• [WHAT YOU SHOULD DO]
Go through the records and show each line where the word "chart" occurs.

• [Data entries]
━━━━━━━━━━━━━━━━━━━━━━━━━━━━━━

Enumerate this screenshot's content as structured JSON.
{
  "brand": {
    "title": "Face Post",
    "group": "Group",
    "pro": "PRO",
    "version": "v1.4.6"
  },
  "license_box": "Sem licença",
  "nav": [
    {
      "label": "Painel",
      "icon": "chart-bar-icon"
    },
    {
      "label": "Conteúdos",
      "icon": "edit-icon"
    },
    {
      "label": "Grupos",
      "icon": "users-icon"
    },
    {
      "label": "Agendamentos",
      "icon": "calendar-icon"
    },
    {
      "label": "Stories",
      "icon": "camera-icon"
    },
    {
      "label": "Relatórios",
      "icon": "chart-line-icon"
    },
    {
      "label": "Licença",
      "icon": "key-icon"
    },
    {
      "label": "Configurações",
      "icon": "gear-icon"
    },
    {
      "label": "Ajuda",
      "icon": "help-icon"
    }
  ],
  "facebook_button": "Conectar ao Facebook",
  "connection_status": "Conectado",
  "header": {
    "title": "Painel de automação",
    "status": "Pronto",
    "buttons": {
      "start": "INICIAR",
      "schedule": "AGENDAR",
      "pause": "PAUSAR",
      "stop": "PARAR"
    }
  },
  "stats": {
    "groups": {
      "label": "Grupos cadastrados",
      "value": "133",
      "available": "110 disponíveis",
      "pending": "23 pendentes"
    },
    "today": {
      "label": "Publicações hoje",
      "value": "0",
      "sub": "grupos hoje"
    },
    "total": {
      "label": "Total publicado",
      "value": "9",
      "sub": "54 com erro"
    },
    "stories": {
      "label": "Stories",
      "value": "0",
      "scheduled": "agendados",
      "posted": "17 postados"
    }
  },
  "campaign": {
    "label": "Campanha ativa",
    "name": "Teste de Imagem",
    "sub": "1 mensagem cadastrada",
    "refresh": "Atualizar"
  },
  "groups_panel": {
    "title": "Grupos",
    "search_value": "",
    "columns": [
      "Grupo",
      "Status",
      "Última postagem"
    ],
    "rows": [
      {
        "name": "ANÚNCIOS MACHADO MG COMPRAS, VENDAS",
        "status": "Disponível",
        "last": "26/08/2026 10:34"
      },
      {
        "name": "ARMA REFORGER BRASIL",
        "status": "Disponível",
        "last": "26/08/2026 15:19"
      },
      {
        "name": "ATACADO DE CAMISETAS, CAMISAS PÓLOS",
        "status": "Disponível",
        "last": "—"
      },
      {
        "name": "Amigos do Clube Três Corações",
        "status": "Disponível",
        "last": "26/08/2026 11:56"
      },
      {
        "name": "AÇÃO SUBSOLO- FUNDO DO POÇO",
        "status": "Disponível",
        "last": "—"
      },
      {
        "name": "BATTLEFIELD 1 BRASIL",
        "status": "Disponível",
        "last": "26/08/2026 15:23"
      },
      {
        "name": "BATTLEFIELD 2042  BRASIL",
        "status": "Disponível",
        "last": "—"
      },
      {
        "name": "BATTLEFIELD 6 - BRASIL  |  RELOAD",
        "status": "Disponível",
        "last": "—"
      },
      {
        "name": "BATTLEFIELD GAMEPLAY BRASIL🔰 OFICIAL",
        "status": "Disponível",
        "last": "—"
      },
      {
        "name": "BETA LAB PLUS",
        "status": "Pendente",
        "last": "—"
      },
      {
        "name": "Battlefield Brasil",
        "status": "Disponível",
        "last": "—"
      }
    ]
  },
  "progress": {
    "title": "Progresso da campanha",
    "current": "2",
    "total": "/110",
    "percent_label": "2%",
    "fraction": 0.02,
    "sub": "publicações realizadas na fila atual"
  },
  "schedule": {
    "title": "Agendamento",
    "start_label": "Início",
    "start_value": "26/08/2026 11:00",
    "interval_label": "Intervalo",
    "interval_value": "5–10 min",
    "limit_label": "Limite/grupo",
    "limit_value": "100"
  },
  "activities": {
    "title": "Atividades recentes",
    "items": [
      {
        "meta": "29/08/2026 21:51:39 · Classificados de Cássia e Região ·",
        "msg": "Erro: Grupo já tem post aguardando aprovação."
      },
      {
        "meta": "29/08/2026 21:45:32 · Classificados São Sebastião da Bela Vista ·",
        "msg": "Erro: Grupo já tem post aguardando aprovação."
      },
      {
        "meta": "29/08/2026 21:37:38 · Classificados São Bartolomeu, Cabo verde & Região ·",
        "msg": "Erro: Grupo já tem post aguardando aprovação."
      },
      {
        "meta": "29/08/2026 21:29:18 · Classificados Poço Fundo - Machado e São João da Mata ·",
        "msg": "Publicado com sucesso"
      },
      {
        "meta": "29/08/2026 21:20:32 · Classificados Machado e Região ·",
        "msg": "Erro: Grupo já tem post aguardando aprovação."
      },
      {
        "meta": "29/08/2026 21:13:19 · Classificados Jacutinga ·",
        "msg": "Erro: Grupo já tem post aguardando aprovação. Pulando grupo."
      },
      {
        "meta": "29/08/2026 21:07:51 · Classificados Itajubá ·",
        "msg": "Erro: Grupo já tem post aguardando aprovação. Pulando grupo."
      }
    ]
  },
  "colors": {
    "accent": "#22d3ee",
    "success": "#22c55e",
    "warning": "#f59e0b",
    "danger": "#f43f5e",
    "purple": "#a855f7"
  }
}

━━━━━━━━━━━━━━━━━━━━━━━━━━━━━━

• [CORRECT RESULT]
      "icon": "chart-bar-icon"
      "icon": "chart-line-icon"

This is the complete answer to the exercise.